## Task details
Below is a block of records; repeat all of them exactly.

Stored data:
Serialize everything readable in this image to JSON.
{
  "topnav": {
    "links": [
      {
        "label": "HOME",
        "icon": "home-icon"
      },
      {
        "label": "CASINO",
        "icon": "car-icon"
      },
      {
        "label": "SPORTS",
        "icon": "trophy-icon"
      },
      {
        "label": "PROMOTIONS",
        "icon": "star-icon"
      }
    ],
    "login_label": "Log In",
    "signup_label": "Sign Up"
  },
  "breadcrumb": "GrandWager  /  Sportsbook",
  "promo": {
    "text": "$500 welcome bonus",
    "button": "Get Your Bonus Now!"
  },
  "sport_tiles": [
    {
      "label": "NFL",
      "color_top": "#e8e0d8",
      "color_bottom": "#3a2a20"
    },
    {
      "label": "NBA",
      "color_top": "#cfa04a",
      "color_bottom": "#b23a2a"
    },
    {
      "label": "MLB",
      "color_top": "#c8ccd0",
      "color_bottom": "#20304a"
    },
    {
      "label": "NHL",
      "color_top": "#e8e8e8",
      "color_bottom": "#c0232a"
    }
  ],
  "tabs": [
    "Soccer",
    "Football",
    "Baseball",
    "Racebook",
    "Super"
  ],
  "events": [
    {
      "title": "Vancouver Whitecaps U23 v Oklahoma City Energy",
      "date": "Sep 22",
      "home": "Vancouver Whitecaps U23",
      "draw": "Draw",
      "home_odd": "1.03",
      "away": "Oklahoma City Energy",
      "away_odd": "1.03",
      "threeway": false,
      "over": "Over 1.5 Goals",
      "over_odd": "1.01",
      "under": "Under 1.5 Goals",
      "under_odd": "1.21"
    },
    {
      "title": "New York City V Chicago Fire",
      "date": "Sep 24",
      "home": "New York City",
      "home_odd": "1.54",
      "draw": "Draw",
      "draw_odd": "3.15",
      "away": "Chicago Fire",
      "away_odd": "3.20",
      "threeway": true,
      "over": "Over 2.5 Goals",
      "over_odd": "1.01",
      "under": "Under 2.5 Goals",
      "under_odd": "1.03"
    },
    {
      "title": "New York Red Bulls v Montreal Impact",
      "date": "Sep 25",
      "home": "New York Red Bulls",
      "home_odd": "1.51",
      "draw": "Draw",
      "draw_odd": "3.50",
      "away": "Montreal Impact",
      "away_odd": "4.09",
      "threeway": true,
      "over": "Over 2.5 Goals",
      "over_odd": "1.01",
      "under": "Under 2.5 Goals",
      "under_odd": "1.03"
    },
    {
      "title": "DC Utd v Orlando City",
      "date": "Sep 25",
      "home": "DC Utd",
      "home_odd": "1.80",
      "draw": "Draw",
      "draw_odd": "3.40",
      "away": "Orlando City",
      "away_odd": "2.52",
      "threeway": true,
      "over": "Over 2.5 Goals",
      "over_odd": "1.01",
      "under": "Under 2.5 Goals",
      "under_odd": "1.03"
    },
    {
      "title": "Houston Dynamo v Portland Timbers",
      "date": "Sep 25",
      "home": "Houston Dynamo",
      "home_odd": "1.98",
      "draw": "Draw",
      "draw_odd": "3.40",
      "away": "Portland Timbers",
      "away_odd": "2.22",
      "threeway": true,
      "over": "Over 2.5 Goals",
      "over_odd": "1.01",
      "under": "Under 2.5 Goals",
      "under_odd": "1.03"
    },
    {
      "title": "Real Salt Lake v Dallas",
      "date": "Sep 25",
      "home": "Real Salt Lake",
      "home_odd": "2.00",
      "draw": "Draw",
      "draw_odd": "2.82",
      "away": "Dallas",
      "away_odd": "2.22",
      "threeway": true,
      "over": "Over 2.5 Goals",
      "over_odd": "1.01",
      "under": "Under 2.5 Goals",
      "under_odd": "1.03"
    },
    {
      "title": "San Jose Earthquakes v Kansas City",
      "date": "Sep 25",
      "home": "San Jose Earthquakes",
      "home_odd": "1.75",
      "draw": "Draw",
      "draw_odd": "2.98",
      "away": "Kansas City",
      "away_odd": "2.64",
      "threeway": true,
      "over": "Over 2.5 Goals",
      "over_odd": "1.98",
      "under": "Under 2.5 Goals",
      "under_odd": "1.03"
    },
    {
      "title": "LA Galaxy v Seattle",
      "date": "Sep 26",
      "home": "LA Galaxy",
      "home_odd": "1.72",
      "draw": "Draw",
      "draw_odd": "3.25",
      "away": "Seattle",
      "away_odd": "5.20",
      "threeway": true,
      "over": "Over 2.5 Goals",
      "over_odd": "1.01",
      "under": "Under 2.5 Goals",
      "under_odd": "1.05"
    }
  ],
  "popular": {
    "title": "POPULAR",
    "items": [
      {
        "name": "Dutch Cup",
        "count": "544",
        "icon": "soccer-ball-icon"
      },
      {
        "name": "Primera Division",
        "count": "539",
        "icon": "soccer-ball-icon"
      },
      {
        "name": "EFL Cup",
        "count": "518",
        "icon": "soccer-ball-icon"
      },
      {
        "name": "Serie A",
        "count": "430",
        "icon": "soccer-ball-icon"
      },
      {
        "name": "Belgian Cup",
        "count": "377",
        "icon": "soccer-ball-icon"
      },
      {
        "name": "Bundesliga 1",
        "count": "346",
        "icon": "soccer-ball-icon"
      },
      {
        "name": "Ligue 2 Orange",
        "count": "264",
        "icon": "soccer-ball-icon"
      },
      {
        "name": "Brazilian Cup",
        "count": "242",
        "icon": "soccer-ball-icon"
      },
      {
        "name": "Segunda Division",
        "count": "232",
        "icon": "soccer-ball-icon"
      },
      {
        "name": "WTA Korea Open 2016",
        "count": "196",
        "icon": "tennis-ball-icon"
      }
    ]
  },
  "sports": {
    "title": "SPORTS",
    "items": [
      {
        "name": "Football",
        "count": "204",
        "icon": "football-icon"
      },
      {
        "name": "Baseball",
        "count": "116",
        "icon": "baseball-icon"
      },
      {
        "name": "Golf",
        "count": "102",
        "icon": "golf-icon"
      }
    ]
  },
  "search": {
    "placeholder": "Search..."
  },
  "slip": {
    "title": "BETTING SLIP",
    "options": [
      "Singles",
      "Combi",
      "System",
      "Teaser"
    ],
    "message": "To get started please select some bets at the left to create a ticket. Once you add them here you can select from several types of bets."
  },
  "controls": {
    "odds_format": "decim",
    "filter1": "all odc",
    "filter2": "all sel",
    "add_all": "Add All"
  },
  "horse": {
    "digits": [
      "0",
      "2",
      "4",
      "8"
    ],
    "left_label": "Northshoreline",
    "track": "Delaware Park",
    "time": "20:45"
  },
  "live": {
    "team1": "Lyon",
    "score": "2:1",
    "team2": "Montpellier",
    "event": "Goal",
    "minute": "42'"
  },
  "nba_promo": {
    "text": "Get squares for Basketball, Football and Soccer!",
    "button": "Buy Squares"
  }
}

## Correct result
Serialize everything readable in this image to JSON.
{
  "topnav": {
    "links": [
      {
        "label": "HOME",
        "icon": "home-icon"
      },
      {
        "label": "CASINO",
        "icon": "car-icon"
      },
      {
        "label": "SPORTS",
        "icon": "trophy-icon"
      },
      {
        "label": "PROMOTIONS",
        "icon": "star-icon"
      }
    ],
    "login_label": "Log In",
    "signup_label": "Sign Up"
  },
  "breadcrumb": "GrandWager  /  Sportsbook",
  "promo": {
    "text": "$500 welcome bonus",
    "button": "Get Your Bonus Now!"
  },
  "sport_tiles": [
    {
      "label": "NFL",
      "color_top": "#e8e0d8",
      "color_bottom": "#3a2a20"
    },
    {
      "label": "NBA",
      "color_top": "#cfa04a",
      "color_bottom": "#b23a2a"
    },
    {
      "label": "MLB",
      "color_top": "#c8ccd0",
      "color_bottom": "#20304a"
    },
    {
      "label": "NHL",
      "color_top": "#e8e8e8",
      "color_bottom": "#c0232a"
    }
  ],
  "tabs": [
    "Soccer",
    "Football",
    "Baseball",
    "Racebook",
    "Super"
  ],
  "events": [
    {
      "title": "Vancouver Whitecaps U23 v Oklahoma City Energy",
      "date": "Sep 22",
      "home": "Vancouver Whitecaps U23",
      "draw": "Draw",
      "home_odd": "1.03",
      "away": "Oklahoma City Energy",
      "away_odd": "1.03",
      "threeway": false,
      "over": "Over 1.5 Goals",
      "over_odd": "1.01",
      "under": "Under 1.5 Goals",
      "under_odd": "1.21"
    },
    {
      "title": "New York City V Chicago Fire",
      "date": "Sep 24",
      "home": "New York City",
      "home_odd": "1.54",
      "draw": "Draw",
      "draw_odd": "3.15",
      "away": "Chicago Fire",
      "away_odd": "3.20",
      "threeway": true,
      "over": "Over 2.5 Goals",
      "over_odd": "1.01",
      "under": "Under 2.5 Goals",
      "under_odd": "1.03"
    },
    {
      "title": "New York Red Bulls v Montreal Impact",
      "date": "Sep 25",
      "home": "New York Red Bulls",
      "home_odd": "1.51",
      "draw": "Draw",
      "draw_odd": "3.50",
      "away": "Montreal Impact",
      "away_odd": "4.09",
      "threeway": true,
      "over": "Over 2.5 Goals",
      "over_odd": "1.01",
      "under": "Under 2.5 Goals",
      "under_odd": "1.03"
    },
    {
      "title": "DC Utd v Orlando City",
      "date": "Sep 25",
      "home": "DC Utd",
      "home_odd": "1.80",
      "draw": "Draw",
      "draw_odd": "3.40",
      "away": "Orlando City",
      "away_odd": "2.52",
      "threeway": true,
      "over": "Over 2.5 Goals",
      "over_odd": "1.01",
      "under": "Under 2.5 Goals",
      "under_odd": "1.03"
    },
    {
      "title": "Houston Dynamo v Portland Timbers",
      "date": "Sep 25",
      "home": "Houston Dynamo",
      "home_odd": "1.98",
      "draw": "Draw",
      "draw_odd": "3.40",
      "away": "Portland Timbers",
      "away_odd": "2.22",
      "threeway": true,
      "over": "Over 2.5 Goals",
      "over_odd": "1.01",
      "under": "Under 2.5 Goals",
      "under_odd": "1.03"
    },
    {
      "title": "Real Salt Lake v Dallas",
      "date": "Sep 25",
      "home": "Real Salt Lake",
      "home_odd": "2.00",
      "draw": "Draw",
      "draw_odd": "2.82",
      "away": "Dallas",
      "away_odd": "2.22",
      "threeway": true,
      "over": "Over 2.5 Goals",
      "over_odd": "1.01",
      "under": "Under 2.5 Goals",
      "under_odd": "1.03"
    },
    {
      "title": "San Jose Earthquakes v Kansas City",
      "date": "Sep 25",
      "home": "San Jose Earthquakes",
      "home_odd": "1.75",
      "draw": "Draw",
      "draw_odd": "2.98",
      "away": "Kansas City",
      "away_odd": "2.64",
      "threeway": true,
      "over": "Over 2.5 Goals",
      "over_odd": "1.98",
      "under": "Under 2.5 Goals",
      "under_odd": "1.03"
    },
    {
      "title": "LA Galaxy v Seattle",
      "date": "Sep 26",
      "home": "LA Galaxy",
      "home_odd": "1.72",
      "draw": "Draw",
      "draw_odd": "3.25",
      "away": "Seattle",
      "away_odd": "5.20",
      "threeway": true,
      "over": "Over 2.5 Goals",
      "over_odd": "1.01",
      "under": "Under 2.5 Goals",
      "under_odd": "1.05"
    }
  ],
  "popular": {
    "title": "POPULAR",
    "items": [
      {
        "name": "Dutch Cup",
        "count": "544",
        "icon": "soccer-ball-icon"
      },
      {
        "name": "Primera Division",
        "count": "539",
        "icon": "soccer-ball-icon"
      },
      {
        "name": "EFL Cup",
        "count": "518",
        "icon": "soccer-ball-icon"
      },
      {
        "name": "Serie A",
        "count": "430",
        "icon": "soccer-ball-icon"
      },
      {
        "name": "Belgian Cup",
        "count": "377",
        "icon": "soccer-ball-icon"
      },
      {
        "name": "Bundesliga 1",
        "count": "346",
        "icon": "soccer-ball-icon"
      },
      {
        "name": "Ligue 2 Orange",
        "count": "264",
        "icon": "soccer-ball-icon"
      },
      {
        "name": "Brazilian Cup",
        "count": "242",
        "icon": "soccer-ball-icon"
      },
      {
        "name": "Segunda Division",
        "count": "232",
        "icon": "soccer-ball-icon"
      },
      {
        "name": "WTA Korea Open 2016",
        "count": "196",
        "icon": "tennis-ball-icon"
      }
    ]
  },
  "sports": {
    "title": "SPORTS",
    "items": [
      {
        "name": "Football",
        "count": "204",
        "icon": "football-icon"
      },
      {
        "name": "Baseball",
        "count": "116",
        "icon": "baseball-icon"
      },
      {
        "name": "Golf",
        "count": "102",
        "icon": "golf-icon"
      }
    ]
  },
  "search": {
    "placeholder": "Search..."
  },
  "slip": {
    "title": "BETTING SLIP",
    "options": [
      "Singles",
      "Combi",
      "System",
      "Teaser"
    ],
    "message": "To get started please select some bets at the left to create a ticket. Once you add them here you can select from several types of bets."
  },
  "controls": {
    "odds_format": "decim",
    "filter1": "all odc",
    "filter2": "all sel",
    "add_all": "Add All"
  },
  "horse": {
    "digits": [
      "0",
      "2",
      "4",
      "8"
    ],
    "left_label": "Northshoreline",
    "track": "Delaware Park",
    "time": "20:45"
  },
  "live": {
    "team1": "Lyon",
    "score": "2:1",
    "team2": "Montpellier",
    "event": "Goal",
    "minute": "42'"
  },
  "nba_promo": {
    "text": "Get squares for Basketball, Football and Soccer!",
    "button": "Buy Squares"
  }
}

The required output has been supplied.